» **Given request**
State how many lines of the records contain the string "四格苗族风情乐", and give no other information.
┄┄┄┄┄┄┄┄┄┄
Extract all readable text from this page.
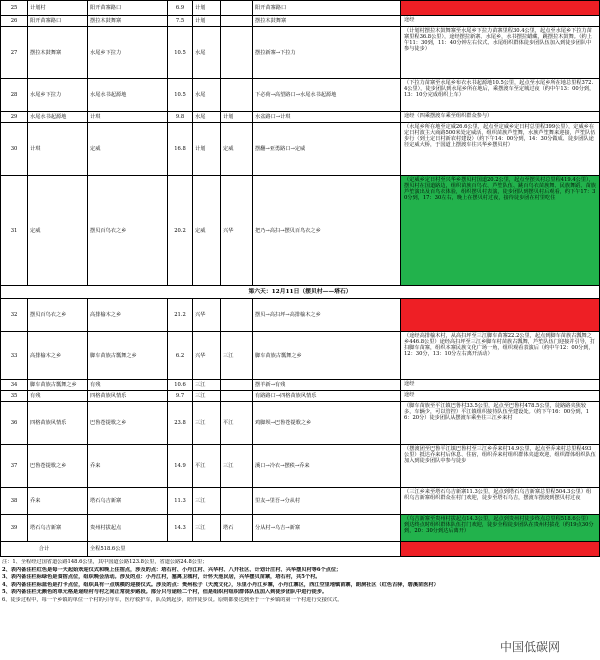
25	计划村	阳开苗寨路口	6.9	计划		阳开苗寨路口	
26	阳开苗寨路口	摆拉木鼓舞寨	7.5	计划		摆拉木鼓舞寨	途经
27	摆拉木鼓舞寨	水尾乡下拉力	10.5	水尾		摆拉新寨→下拉力	（计划村摆拉木鼓舞寨至水尾乡下拉力苗寨里程30.4公里，起点至水尾乡下拉力苗寨里程36.8公里），途经摆拉新寨、水尾乡，水书摆拉蜡藏，跳摆拉木鼓舞。（约上午11：30到，11：40分钟左右仪式、水尾组织群体徒步团队伍加入到徒步团队中参与徒步）
28	水尾乡下拉力	水尾水书起源地	10.5	水尾		下必荷→高望路口→水尾水书起源地	（下拉力苗寨至水尾乡布衣水书起源地10.5公里，起点至水尾乡所在地总里程372.4公里），徒步团队到水尾乡所在地后，乘摆渡车至定城过夜（约中午13：00分到，13：10分完成组织上车）
29	水尾水书起源地	计琪	9.8	水尾	计划	水盆路口→计琪	途经（四乘摆渡车乘至组织群众参与）
30	计琪	定威	16.8	计划	定威	摆翻→亚勇路口→定威	（水尾乡所在地至定威26.6公里，起点至定威乡定日村总里程399公里），定威乡在定日村波主大商路500米处定威活，组织苗族芦笙舞，水族芦笙舞来迎接，芦笙队伍步行（到土定日村新农村建设）（约下午14：00分到，14：30分做成、徒步团队途径定威大桥，于国道上摆渡车往兴华乡摆贝村）
31	定威	摆贝百鸟衣之乡	20.2	定威	兴华	把乃→高扫→摆贝百鸟衣之乡	（定威乡定日村至兴华乡摆贝村国道20.2公里，起点至摆贝村总里程419.4公里），摆贝村在国道路边，组织苗族百鸟衣、芦笙队伍、跳百鸟衣苗族舞、民族舞蹈、苗族芦笙演出及百鸟衣体验，组织摆贝村表演，徒步团队到摆贝村后观看，约下午17：30分到，17：30左右，晚上在摆贝村过夜，接待徒步团在村里吃住
第六天：12月11日（摆贝村——塔石）							
32	摆贝百鸟衣之乡	高排榆木之乡	21.2	兴华		摆贝→高扫坪→高排榆木之乡	
33	高排榆木之乡	脚车苗族古瓢舞之乡	6.2	兴华	三江	脚车苗族古瓢舞之乡	（途经高排榆木村，从高扫坪至三江脚车苗寨22.2公里，起点到脚车苗族古瓢舞之乡446.8公里）途经高扫坪至三江乡脚车村苗族古瓢舞，芦笙队伍门迎接并引导，打扫脚车苗寨，组织本寨民族文化广场一角，组织观看表演后（约中午12：00分到，12：30分，13：10分左右离开活动）
34	脚车苗族古瓢舞之乡	有残	10.6	三江		摆羊新→有残	途经
35	有残	四格苗族风情乐	9.7	三江		有路路口→四格苗族风情乐	途经
36	四格苗族风情乐	巴鲁苍提歌之乡	23.8	三江	平江	鸡脚坝→巴鲁苍提歌之乡	（脚车苗族至平江镇巴鲁村33.5公里，起点至巴鲁村478.5公里，徒路路夹狭较多，车辆少，可以管控）平江镇组织接待队伍至建设处。（约下午16：00分到，16：20分）徒步团队从摆渡车乘坐往三江乡来村
37	巴鲁苍提歌之乡	乔来	14.9	平江	三江	溪口→冷衣→摆秩→乔来	（摆渡团至巴鲁平江镇巴鲁村至三江乡乔来村14.9公里，起点至乔来村总里程493公里）抵达乔来村后休息、住宿，组织乔来村组织群体夹道欢迎，组织群体组织队伍加入到徒步团队中参与徒步
38	乔来	塔石乌吉新寨	11.3	三江		里友→里吾→分从村	（三江乡来至塔石乌吉新寨11.3公里，起点到塔石乌吉新寨总里程504.3公里）组织乌吉新寨组织群众在村门欢迎，徒步至塔石乌吉，摆渡车摆渡到摆贝村过夜
39	塔石乌吉新寨	贵州村拔起点	14.3	三江	塔石	分从村→乌吉→新寨	（乌吉新寨至贵州村拔起点14.3公里，起点到贵州村徒步终点总里程518.6公里）到达终点时组织群体队伍打门欢迎，徒步全程徒步团队在贵州村拔花（约19点30分到，20：30分到达后离开）
合计		全程518.6公里	
注：1、全程经过国省道公路148.6公里，其中国道公路123.8公里，省道公路24.8公里；
2、表内备注栏红色是每一天起始欢迎仪式和晚上住宿点，涉及的点：塔石村、小丹江村、兴华村、八开社区、计划计庄村、兴华摆贝村等6个点位；
3、表内备注栏标绿色是食宿点位，组织晚会活动。涉及的点：小丹江村，塞离卫城村，计怀天池民居，兴华摆贝苗寨，塔石村，共5个村。
4、表内备注栏标蓝色是打卡点位，组织具有一点规模的迎接仪式。涉及的点：贵州松子（天流文化），乐里小丹江乡寨，小丹江寨区，西江空里地镇苗寨，朗洞社区（红色古驿，碧溪苗医村）
5、表内备注栏无颜色的单元格是途经村与村之间正常徒步路段。部分只与途经二个村，但是组织村组织群体队伍加入到徒步团队中进行徒步。
6、徒步过程中，每一个乡镇的单位一个村的引导车，医疗救护车，队员到起步，陪伴徒步员。原则都要达到至于一个乡镇的第一个村进行交接仪式。
中国低碳网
┄┄┄┄┄┄┄┄┄┄
» **Solution**
2